#### Exercise inputs

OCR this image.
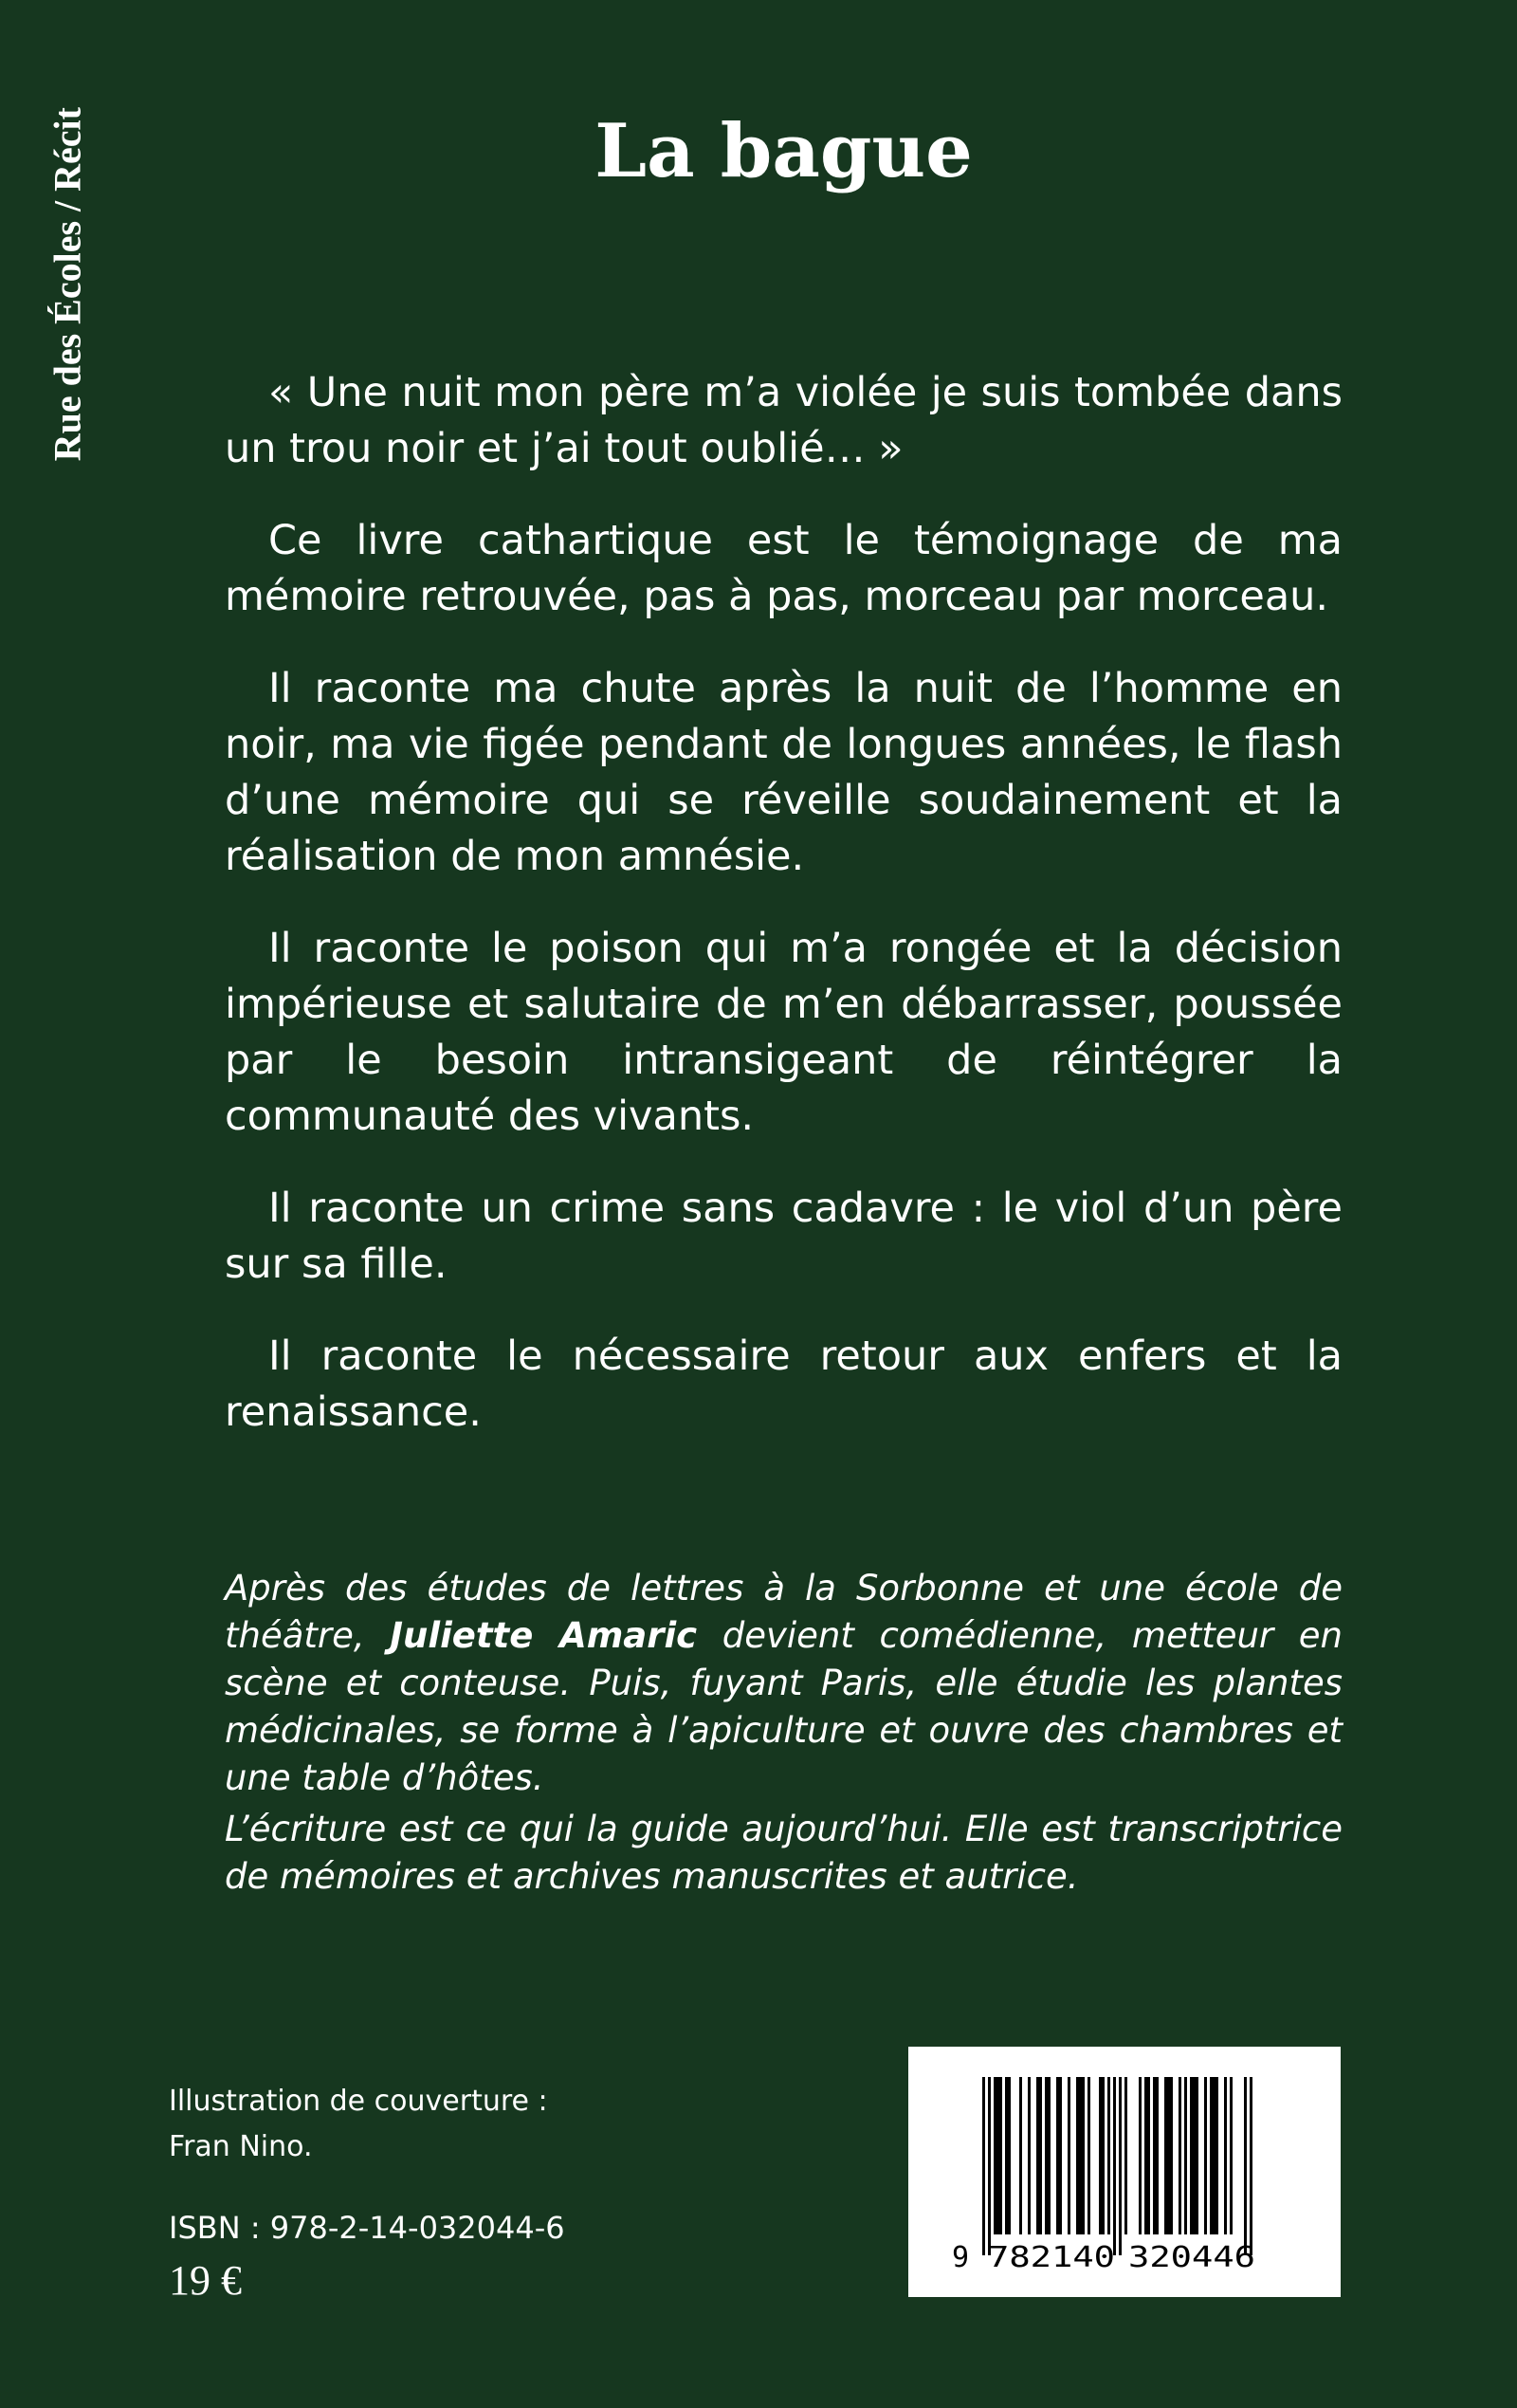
Rue des Écoles / Récit	La bague

« Une nuit mon père m’a violée je suis tombée dans un trou noir et j’ai tout oublié… »

Ce livre cathartique est le témoignage de ma mémoire retrouvée, pas à pas, morceau par morceau.

Il raconte ma chute après la nuit de l’homme en noir, ma vie figée pendant de longues années, le flash d’une mémoire qui se réveille soudainement et la réalisation de mon amnésie.

Il raconte le poison qui m’a rongée et la décision impérieuse et salutaire de m’en débarrasser, poussée par le besoin intransigeant de réintégrer la communauté des vivants.

Il raconte un crime sans cadavre : le viol d’un père sur sa fille.

Il raconte le nécessaire retour aux enfers et la renaissance.

Après des études de lettres à la Sorbonne et une école de théâtre, Juliette Amaric devient comédienne, metteur en scène et conteuse. Puis, fuyant Paris, elle étudie les plantes médicinales, se forme à l’apiculture et ouvre des chambres et une table d’hôtes.

L’écriture est ce qui la guide aujourd’hui. Elle est transcriptrice de mémoires et archives manuscrites et autrice.

Illustration de couverture :
Fran Nino.
ISBN : 978-2-14-032044-6
19 €	9 782140 320446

########

*Stated task*
Set down all the entries exactly as they appear, but skip any pictures.

*Exercise result*
OCR this image.
Rue des Écoles / Récit	La bague

« Une nuit mon père m’a violée je suis tombée dans un trou noir et j’ai tout oublié… »

Ce livre cathartique est le témoignage de ma mémoire retrouvée, pas à pas, morceau par morceau.

Il raconte ma chute après la nuit de l’homme en noir, ma vie figée pendant de longues années, le flash d’une mémoire qui se réveille soudainement et la réalisation de mon amnésie.

Il raconte le poison qui m’a rongée et la décision impérieuse et salutaire de m’en débarrasser, poussée par le besoin intransigeant de réintégrer la communauté des vivants.

Il raconte un crime sans cadavre : le viol d’un père sur sa fille.

Il raconte le nécessaire retour aux enfers et la renaissance.

Après des études de lettres à la Sorbonne et une école de théâtre, Juliette Amaric devient comédienne, metteur en scène et conteuse. Puis, fuyant Paris, elle étudie les plantes médicinales, se forme à l’apiculture et ouvre des chambres et une table d’hôtes.

L’écriture est ce qui la guide aujourd’hui. Elle est transcriptrice de mémoires et archives manuscrites et autrice.

Illustration de couverture :
Fran Nino.
ISBN : 978-2-14-032044-6
19 €	9 782140 320446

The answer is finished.